Dataset excerpt:
========
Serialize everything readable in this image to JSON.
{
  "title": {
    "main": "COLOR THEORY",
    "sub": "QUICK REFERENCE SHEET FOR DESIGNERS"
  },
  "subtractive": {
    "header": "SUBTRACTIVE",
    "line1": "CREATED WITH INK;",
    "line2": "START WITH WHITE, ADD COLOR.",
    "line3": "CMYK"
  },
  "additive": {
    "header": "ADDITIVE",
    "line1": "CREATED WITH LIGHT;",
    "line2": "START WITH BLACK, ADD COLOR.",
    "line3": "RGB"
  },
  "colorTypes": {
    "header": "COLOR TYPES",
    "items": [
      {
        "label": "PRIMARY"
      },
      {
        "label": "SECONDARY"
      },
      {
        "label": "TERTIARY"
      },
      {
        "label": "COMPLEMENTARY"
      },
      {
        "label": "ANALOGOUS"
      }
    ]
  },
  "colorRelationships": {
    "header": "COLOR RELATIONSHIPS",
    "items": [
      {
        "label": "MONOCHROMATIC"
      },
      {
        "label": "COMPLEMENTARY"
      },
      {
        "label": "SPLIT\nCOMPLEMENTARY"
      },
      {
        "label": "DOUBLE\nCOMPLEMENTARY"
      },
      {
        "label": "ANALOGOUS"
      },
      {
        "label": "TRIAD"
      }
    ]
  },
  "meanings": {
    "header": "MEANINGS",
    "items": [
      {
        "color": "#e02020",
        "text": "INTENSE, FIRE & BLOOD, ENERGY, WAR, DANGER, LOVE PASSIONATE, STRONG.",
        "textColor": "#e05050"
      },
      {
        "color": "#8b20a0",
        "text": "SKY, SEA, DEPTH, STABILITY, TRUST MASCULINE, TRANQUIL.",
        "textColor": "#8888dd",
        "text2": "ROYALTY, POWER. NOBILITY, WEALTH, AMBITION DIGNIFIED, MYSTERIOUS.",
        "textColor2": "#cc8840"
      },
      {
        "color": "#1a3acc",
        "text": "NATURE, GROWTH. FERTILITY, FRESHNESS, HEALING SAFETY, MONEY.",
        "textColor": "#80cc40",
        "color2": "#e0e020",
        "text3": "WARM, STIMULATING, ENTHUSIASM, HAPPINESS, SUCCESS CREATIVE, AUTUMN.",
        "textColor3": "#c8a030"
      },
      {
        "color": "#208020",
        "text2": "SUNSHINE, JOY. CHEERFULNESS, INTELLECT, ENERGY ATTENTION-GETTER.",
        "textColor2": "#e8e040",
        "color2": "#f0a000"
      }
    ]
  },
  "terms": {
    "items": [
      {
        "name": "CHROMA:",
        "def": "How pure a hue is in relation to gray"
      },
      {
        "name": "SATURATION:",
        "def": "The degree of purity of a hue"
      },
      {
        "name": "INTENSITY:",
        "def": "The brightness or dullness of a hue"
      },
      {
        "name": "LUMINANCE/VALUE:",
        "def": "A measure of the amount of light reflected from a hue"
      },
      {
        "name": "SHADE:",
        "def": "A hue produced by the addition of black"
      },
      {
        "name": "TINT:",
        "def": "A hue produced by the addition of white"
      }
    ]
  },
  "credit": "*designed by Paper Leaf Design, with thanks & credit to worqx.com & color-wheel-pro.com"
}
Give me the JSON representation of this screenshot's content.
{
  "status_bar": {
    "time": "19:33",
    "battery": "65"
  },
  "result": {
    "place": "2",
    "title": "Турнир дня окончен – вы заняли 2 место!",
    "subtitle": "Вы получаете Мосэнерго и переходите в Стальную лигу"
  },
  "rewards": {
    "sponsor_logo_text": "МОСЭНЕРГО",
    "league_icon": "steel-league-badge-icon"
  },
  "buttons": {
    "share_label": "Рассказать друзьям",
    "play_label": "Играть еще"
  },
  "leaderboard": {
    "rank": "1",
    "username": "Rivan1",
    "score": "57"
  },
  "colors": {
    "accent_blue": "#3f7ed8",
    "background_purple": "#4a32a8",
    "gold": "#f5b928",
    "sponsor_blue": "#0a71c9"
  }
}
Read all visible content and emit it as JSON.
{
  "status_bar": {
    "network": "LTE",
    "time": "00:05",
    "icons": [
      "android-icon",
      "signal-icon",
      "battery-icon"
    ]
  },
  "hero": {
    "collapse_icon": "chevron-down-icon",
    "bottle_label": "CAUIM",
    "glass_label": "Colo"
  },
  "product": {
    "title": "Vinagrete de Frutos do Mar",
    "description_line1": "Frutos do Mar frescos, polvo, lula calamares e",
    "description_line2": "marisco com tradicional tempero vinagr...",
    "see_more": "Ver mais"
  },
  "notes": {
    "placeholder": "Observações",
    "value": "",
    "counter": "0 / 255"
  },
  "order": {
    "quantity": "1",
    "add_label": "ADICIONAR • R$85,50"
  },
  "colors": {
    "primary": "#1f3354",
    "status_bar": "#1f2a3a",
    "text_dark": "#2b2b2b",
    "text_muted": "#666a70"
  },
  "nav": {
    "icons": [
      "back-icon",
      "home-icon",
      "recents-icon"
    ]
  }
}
========
=== PROBLEM DESCRIPTION ===
Transcribe the material exactly as it reads.

=== RESPONSE ===
Serialize everything readable in this image to JSON.
{
  "title": {
    "main": "COLOR THEORY",
    "sub": "QUICK REFERENCE SHEET FOR DESIGNERS"
  },
  "subtractive": {
    "header": "SUBTRACTIVE",
    "line1": "CREATED WITH INK;",
    "line2": "START WITH WHITE, ADD COLOR.",
    "line3": "CMYK"
  },
  "additive": {
    "header": "ADDITIVE",
    "line1": "CREATED WITH LIGHT;",
    "line2": "START WITH BLACK, ADD COLOR.",
    "line3": "RGB"
  },
  "colorTypes": {
    "header": "COLOR TYPES",
    "items": [
      {
        "label": "PRIMARY"
      },
      {
        "label": "SECONDARY"
      },
      {
        "label": "TERTIARY"
      },
      {
        "label": "COMPLEMENTARY"
      },
      {
        "label": "ANALOGOUS"
      }
    ]
  },
  "colorRelationships": {
    "header": "COLOR RELATIONSHIPS",
    "items": [
      {
        "label": "MONOCHROMATIC"
      },
      {
        "label": "COMPLEMENTARY"
      },
      {
        "label": "SPLIT\nCOMPLEMENTARY"
      },
      {
        "label": "DOUBLE\nCOMPLEMENTARY"
      },
      {
        "label": "ANALOGOUS"
      },
      {
        "label": "TRIAD"
      }
    ]
  },
  "meanings": {
    "header": "MEANINGS",
    "items": [
      {
        "color": "#e02020",
        "text": "INTENSE, FIRE & BLOOD, ENERGY, WAR, DANGER, LOVE PASSIONATE, STRONG.",
        "textColor": "#e05050"
      },
      {
        "color": "#8b20a0",
        "text": "SKY, SEA, DEPTH, STABILITY, TRUST MASCULINE, TRANQUIL.",
        "textColor": "#8888dd",
        "text2": "ROYALTY, POWER. NOBILITY, WEALTH, AMBITION DIGNIFIED, MYSTERIOUS.",
        "textColor2": "#cc8840"
      },
      {
        "color": "#1a3acc",
        "text": "NATURE, GROWTH. FERTILITY, FRESHNESS, HEALING SAFETY, MONEY.",
        "textColor": "#80cc40",
        "color2": "#e0e020",
        "text3": "WARM, STIMULATING, ENTHUSIASM, HAPPINESS, SUCCESS CREATIVE, AUTUMN.",
        "textColor3": "#c8a030"
      },
      {
        "color": "#208020",
        "text2": "SUNSHINE, JOY. CHEERFULNESS, INTELLECT, ENERGY ATTENTION-GETTER.",
        "textColor2": "#e8e040",
        "color2": "#f0a000"
      }
    ]
  },
  "terms": {
    "items": [
      {
        "name": "CHROMA:",
        "def": "How pure a hue is in relation to gray"
      },
      {
        "name": "SATURATION:",
        "def": "The degree of purity of a hue"
      },
      {
        "name": "INTENSITY:",
        "def": "The brightness or dullness of a hue"
      },
      {
        "name": "LUMINANCE/VALUE:",
        "def": "A measure of the amount of light reflected from a hue"
      },
      {
        "name": "SHADE:",
        "def": "A hue produced by the addition of black"
      },
      {
        "name": "TINT:",
        "def": "A hue produced by the addition of white"
      }
    ]
  },
  "credit": "*designed by Paper Leaf Design, with thanks & credit to worqx.com & color-wheel-pro.com"
}
Give me the JSON representation of this screenshot's content.
{
  "status_bar": {
    "time": "19:33",
    "battery": "65"
  },
  "result": {
    "place": "2",
    "title": "Турнир дня окончен – вы заняли 2 место!",
    "subtitle": "Вы получаете Мосэнерго и переходите в Стальную лигу"
  },
  "rewards": {
    "sponsor_logo_text": "МОСЭНЕРГО",
    "league_icon": "steel-league-badge-icon"
  },
  "buttons": {
    "share_label": "Рассказать друзьям",
    "play_label": "Играть еще"
  },
  "leaderboard": {
    "rank": "1",
    "username": "Rivan1",
    "score": "57"
  },
  "colors": {
    "accent_blue": "#3f7ed8",
    "background_purple": "#4a32a8",
    "gold": "#f5b928",
    "sponsor_blue": "#0a71c9"
  }
}
Read all visible content and emit it as JSON.
{
  "status_bar": {
    "network": "LTE",
    "time": "00:05",
    "icons": [
      "android-icon",
      "signal-icon",
      "battery-icon"
    ]
  },
  "hero": {
    "collapse_icon": "chevron-down-icon",
    "bottle_label": "CAUIM",
    "glass_label": "Colo"
  },
  "product": {
    "title": "Vinagrete de Frutos do Mar",
    "description_line1": "Frutos do Mar frescos, polvo, lula calamares e",
    "description_line2": "marisco com tradicional tempero vinagr...",
    "see_more": "Ver mais"
  },
  "notes": {
    "placeholder": "Observações",
    "value": "",
    "counter": "0 / 255"
  },
  "order": {
    "quantity": "1",
    "add_label": "ADICIONAR • R$85,50"
  },
  "colors": {
    "primary": "#1f3354",
    "status_bar": "#1f2a3a",
    "text_dark": "#2b2b2b",
    "text_muted": "#666a70"
  },
  "nav": {
    "icons": [
      "back-icon",
      "home-icon",
      "recents-icon"
    ]
  }
}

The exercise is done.